ÜBUNGSAUFGABEN →
(1) Wie viele Gäste finden laut dem Text über das „solo vino“ an den Eichentafeln Platz?
(2) Übersetze den Satz „An sieben Eichentafeln haben siebzig Gäste Platz.“ aus dem Text über das „solo vino“ ins Englische.
(3) Greif den Text über das „solo vino“ auf und führe ihn im Anschluss an seinen letzten Satz fort.

VORGEGEBENER TEXT →
------------------------------

Im „solo vino“ kann man beim Eichenanfassen, beim physischen Kontakt mit einer selten eingesetzten, weil in der flächigen Wirkung meist für zu lebendig gehaltenen Holzsorte, der im Waldviertel heimischen Kupfer- eiche, Substanz und Qualität der Natur spüren; und diese Erfahrung mit den im Glas kredenzten Säften, den typischen Speisen und den in der Dichte der gastlichen Menschenpackung fast unumgänglichen Gesprächskontakten zur Wechselwirkung bringen. An sieben Eichentafeln haben siebzig Gäste Platz. Abends reicht das oft nicht aus, denn das „solo vino“ hat sich als der angesagte Treffpunkt für jene etabliert, die gutes Essen und Trinken nicht mehr von der Erfahrung eines adäquat gestalteten Raumes trennen wollen.

Giner und Wucherer schaffen mit ihrer famosen Auslegung der schon da und dort gesehenen Kombination von Weinverkauf und Speiselokal sowohl besonders lukrative als auch besonders ansprechende Wechselwirkungen. Die wiederum aus unbehandelter Kupfereiche und unterstützenden Stahl- und Glasteilen strikt regulär geformten Regalwände voller Weinflaschen sind Auslage, Lager und animierende Kulisse zugleich. Der
eigentlich auf eine etablierte Klientel ausgerichtete Weinhandel bildet mit dem auch einem jugendlichen Publikum angemessenen Nudellokal eine stark synergetische Doppelmarke. Die kleinteilige Präsenz des Weins, des Pflanzlichen, mit Hunderten Etiketten und Tausenden Flaschen, und die Präsenz großer „tierischer“ Körper, die Darbietung von Prosciutto und Parmesan im verglasten Schaulager, einem oberirdischen Keller und somit visuell direkt am Tisch, schafft maximale Sinnlichkeit.

------------------------------

ANGEZEIGTE DATEN →
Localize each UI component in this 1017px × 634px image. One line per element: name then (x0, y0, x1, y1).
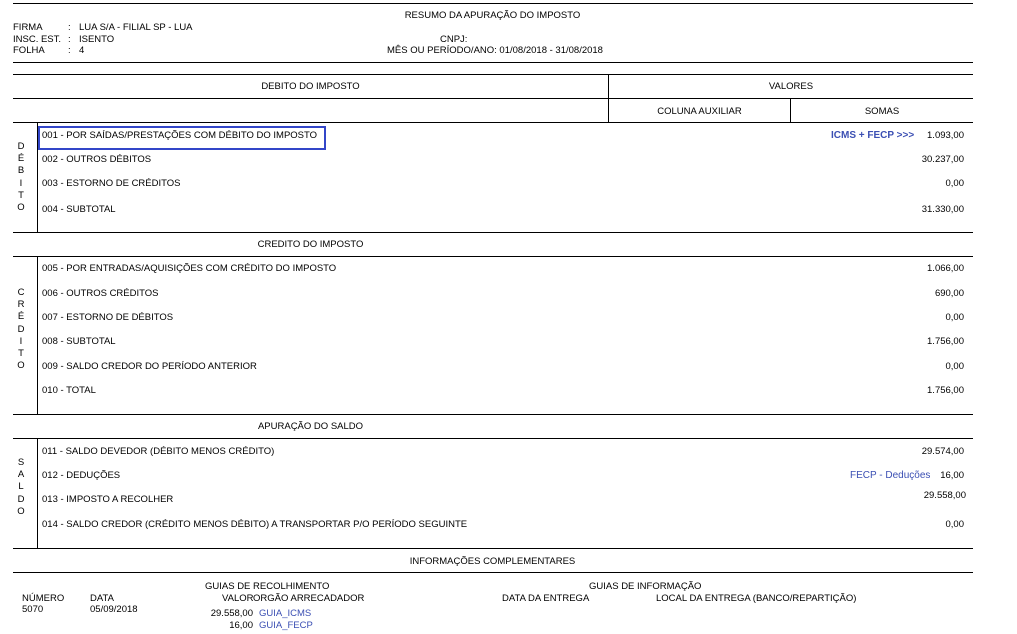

------------------------------

LÖSUNGEN →
(1) Siebzig Gäste finden an sieben Eichentafeln Platz.

(2) Seven oak tables seat seventy guests.

(3)
Bemerkenswert auch die von der einschlägig bekannten Firma Halotech instrumentierte, mit gängigen Vorstellungen des grunderhellten Gastraumes brechende Lichtregie. Über den Tischen sind in kleinen, künstlich angerosteten Stahlkästen untergebrachte Halogenquellen abgehängt, die präzis zentriertes, warmes Licht auf die Speisen und Getränke, aber nicht auf die Gäste lenken. An der naturbelassenen MDF-Decke knapp angesetzte Strahler in analoger Ausführung setzen die umlaufenden, raumhohen Regalwände, somit die Flaschen, in das richtige Licht. Gerade daß der Großraum dunkel und die sieben Tische mit Licht ausgezeichnet sind, beschert dem Gastraum in jeder Besetzung
Eigenart und Intimität - die man schon von der Straße erahnen kann.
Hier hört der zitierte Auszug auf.